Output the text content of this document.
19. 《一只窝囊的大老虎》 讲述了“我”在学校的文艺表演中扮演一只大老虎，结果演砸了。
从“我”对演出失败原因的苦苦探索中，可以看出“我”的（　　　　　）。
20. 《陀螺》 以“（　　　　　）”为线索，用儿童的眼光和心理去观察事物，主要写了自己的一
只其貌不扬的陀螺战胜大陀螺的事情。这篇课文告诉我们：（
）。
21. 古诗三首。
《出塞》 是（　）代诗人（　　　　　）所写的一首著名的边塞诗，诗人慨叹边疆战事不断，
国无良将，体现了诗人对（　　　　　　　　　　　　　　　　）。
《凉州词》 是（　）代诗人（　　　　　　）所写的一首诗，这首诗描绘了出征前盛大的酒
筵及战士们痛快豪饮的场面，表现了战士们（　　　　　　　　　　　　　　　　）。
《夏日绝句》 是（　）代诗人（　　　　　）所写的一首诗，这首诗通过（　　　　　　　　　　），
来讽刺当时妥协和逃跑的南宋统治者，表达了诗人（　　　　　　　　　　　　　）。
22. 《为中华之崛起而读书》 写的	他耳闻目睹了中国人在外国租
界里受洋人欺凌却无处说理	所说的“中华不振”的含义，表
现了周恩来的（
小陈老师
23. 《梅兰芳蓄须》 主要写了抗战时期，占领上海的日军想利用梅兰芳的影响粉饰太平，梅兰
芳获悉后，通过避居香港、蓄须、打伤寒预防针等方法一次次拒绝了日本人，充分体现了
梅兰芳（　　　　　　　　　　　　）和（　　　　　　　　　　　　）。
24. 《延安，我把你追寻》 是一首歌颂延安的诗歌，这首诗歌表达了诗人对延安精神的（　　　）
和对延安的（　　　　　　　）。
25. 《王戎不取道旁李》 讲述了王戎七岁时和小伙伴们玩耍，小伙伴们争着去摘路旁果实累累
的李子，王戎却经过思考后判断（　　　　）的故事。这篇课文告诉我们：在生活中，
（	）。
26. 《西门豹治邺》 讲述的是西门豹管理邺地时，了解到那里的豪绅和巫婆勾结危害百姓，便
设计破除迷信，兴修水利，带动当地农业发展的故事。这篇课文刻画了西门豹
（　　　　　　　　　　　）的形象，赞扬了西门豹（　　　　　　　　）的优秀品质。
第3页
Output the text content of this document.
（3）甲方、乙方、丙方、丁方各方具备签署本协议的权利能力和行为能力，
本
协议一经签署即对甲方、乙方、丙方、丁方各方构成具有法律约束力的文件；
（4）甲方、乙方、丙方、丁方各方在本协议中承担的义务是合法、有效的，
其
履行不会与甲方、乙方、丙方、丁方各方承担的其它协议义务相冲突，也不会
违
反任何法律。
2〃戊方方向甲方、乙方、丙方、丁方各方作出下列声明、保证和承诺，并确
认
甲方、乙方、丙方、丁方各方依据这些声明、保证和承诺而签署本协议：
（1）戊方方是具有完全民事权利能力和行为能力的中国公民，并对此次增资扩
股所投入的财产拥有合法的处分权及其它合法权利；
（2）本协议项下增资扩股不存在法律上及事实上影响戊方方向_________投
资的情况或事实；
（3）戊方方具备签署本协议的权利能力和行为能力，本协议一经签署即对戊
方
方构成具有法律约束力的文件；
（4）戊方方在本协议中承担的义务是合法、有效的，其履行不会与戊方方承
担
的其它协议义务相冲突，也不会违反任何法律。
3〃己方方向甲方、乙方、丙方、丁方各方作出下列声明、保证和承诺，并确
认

WHAT YOU WILL DO =
Show every line above in which the word "这篇课文告诉我们" occurs.

THE RESPONSE =
只其貌不扬的陀螺战胜大陀螺的事情。这篇课文告诉我们：（
的李子，王戎却经过思考后判断（　　　　）的故事。这篇课文告诉我们：在生活中，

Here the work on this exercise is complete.